▶ WHAT YOU NEED TO DO
Your task is to output all the records below, word for word.

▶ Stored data
begin
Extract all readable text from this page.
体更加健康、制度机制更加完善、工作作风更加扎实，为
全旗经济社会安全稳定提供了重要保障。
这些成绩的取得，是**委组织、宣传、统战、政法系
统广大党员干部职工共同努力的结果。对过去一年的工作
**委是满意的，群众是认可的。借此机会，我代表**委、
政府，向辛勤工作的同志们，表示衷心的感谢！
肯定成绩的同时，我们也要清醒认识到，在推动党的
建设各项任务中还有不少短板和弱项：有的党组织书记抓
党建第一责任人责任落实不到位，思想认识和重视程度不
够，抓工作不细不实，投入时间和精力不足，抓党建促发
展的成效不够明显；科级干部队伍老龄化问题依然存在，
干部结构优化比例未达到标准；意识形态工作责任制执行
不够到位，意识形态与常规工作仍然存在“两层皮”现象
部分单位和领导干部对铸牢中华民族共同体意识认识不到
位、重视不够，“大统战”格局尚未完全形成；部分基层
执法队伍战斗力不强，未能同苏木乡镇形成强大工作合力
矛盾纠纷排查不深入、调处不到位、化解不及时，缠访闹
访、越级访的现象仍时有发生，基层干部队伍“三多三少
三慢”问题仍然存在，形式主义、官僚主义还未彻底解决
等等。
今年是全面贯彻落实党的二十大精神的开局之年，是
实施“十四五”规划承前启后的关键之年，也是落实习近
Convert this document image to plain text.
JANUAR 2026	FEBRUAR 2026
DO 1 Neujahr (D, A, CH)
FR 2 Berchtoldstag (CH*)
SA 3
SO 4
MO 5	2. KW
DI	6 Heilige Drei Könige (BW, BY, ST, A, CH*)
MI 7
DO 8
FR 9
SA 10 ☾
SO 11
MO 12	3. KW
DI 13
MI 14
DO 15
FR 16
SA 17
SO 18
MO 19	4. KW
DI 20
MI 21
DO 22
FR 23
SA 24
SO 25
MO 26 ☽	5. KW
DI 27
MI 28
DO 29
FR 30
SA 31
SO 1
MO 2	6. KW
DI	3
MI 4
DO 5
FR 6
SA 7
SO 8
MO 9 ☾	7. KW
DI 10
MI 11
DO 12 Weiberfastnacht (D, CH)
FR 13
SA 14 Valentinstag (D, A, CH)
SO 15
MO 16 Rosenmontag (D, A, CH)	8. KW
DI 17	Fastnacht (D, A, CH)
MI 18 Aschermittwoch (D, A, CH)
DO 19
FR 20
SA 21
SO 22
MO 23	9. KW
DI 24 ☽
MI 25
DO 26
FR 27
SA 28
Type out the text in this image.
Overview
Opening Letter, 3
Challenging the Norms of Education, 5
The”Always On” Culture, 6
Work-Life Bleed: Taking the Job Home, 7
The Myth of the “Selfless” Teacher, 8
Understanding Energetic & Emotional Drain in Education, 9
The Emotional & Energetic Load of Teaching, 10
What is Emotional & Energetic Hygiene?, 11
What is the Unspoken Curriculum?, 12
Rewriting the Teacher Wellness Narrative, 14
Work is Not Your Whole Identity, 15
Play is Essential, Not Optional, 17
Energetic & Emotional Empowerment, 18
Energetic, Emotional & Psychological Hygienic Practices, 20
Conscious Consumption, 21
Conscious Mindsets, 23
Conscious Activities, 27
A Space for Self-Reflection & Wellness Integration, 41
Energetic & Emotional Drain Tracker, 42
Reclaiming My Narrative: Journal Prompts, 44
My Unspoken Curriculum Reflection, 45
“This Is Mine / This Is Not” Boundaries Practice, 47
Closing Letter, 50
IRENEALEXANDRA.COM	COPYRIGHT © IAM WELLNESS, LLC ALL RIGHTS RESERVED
end
▶ TASK OUTPUT
Extract all readable text from this page.
体更加健康、制度机制更加完善、工作作风更加扎实，为
全旗经济社会安全稳定提供了重要保障。
这些成绩的取得，是**委组织、宣传、统战、政法系
统广大党员干部职工共同努力的结果。对过去一年的工作
**委是满意的，群众是认可的。借此机会，我代表**委、
政府，向辛勤工作的同志们，表示衷心的感谢！
肯定成绩的同时，我们也要清醒认识到，在推动党的
建设各项任务中还有不少短板和弱项：有的党组织书记抓
党建第一责任人责任落实不到位，思想认识和重视程度不
够，抓工作不细不实，投入时间和精力不足，抓党建促发
展的成效不够明显；科级干部队伍老龄化问题依然存在，
干部结构优化比例未达到标准；意识形态工作责任制执行
不够到位，意识形态与常规工作仍然存在“两层皮”现象
部分单位和领导干部对铸牢中华民族共同体意识认识不到
位、重视不够，“大统战”格局尚未完全形成；部分基层
执法队伍战斗力不强，未能同苏木乡镇形成强大工作合力
矛盾纠纷排查不深入、调处不到位、化解不及时，缠访闹
访、越级访的现象仍时有发生，基层干部队伍“三多三少
三慢”问题仍然存在，形式主义、官僚主义还未彻底解决
等等。
今年是全面贯彻落实党的二十大精神的开局之年，是
实施“十四五”规划承前启后的关键之年，也是落实习近
Convert this document image to plain text.
JANUAR 2026	FEBRUAR 2026
DO 1 Neujahr (D, A, CH)
FR 2 Berchtoldstag (CH*)
SA 3
SO 4
MO 5	2. KW
DI	6 Heilige Drei Könige (BW, BY, ST, A, CH*)
MI 7
DO 8
FR 9
SA 10 ☾
SO 11
MO 12	3. KW
DI 13
MI 14
DO 15
FR 16
SA 17
SO 18
MO 19	4. KW
DI 20
MI 21
DO 22
FR 23
SA 24
SO 25
MO 26 ☽	5. KW
DI 27
MI 28
DO 29
FR 30
SA 31
SO 1
MO 2	6. KW
DI	3
MI 4
DO 5
FR 6
SA 7
SO 8
MO 9 ☾	7. KW
DI 10
MI 11
DO 12 Weiberfastnacht (D, CH)
FR 13
SA 14 Valentinstag (D, A, CH)
SO 15
MO 16 Rosenmontag (D, A, CH)	8. KW
DI 17	Fastnacht (D, A, CH)
MI 18 Aschermittwoch (D, A, CH)
DO 19
FR 20
SA 21
SO 22
MO 23	9. KW
DI 24 ☽
MI 25
DO 26
FR 27
SA 28
Type out the text in this image.
Overview
Opening Letter, 3
Challenging the Norms of Education, 5
The”Always On” Culture, 6
Work-Life Bleed: Taking the Job Home, 7
The Myth of the “Selfless” Teacher, 8
Understanding Energetic & Emotional Drain in Education, 9
The Emotional & Energetic Load of Teaching, 10
What is Emotional & Energetic Hygiene?, 11
What is the Unspoken Curriculum?, 12
Rewriting the Teacher Wellness Narrative, 14
Work is Not Your Whole Identity, 15
Play is Essential, Not Optional, 17
Energetic & Emotional Empowerment, 18
Energetic, Emotional & Psychological Hygienic Practices, 20
Conscious Consumption, 21
Conscious Mindsets, 23
Conscious Activities, 27
A Space for Self-Reflection & Wellness Integration, 41
Energetic & Emotional Drain Tracker, 42
Reclaiming My Narrative: Journal Prompts, 44
My Unspoken Curriculum Reflection, 45
“This Is Mine / This Is Not” Boundaries Practice, 47
Closing Letter, 50
IRENEALEXANDRA.COM	COPYRIGHT © IAM WELLNESS, LLC ALL RIGHTS RESERVED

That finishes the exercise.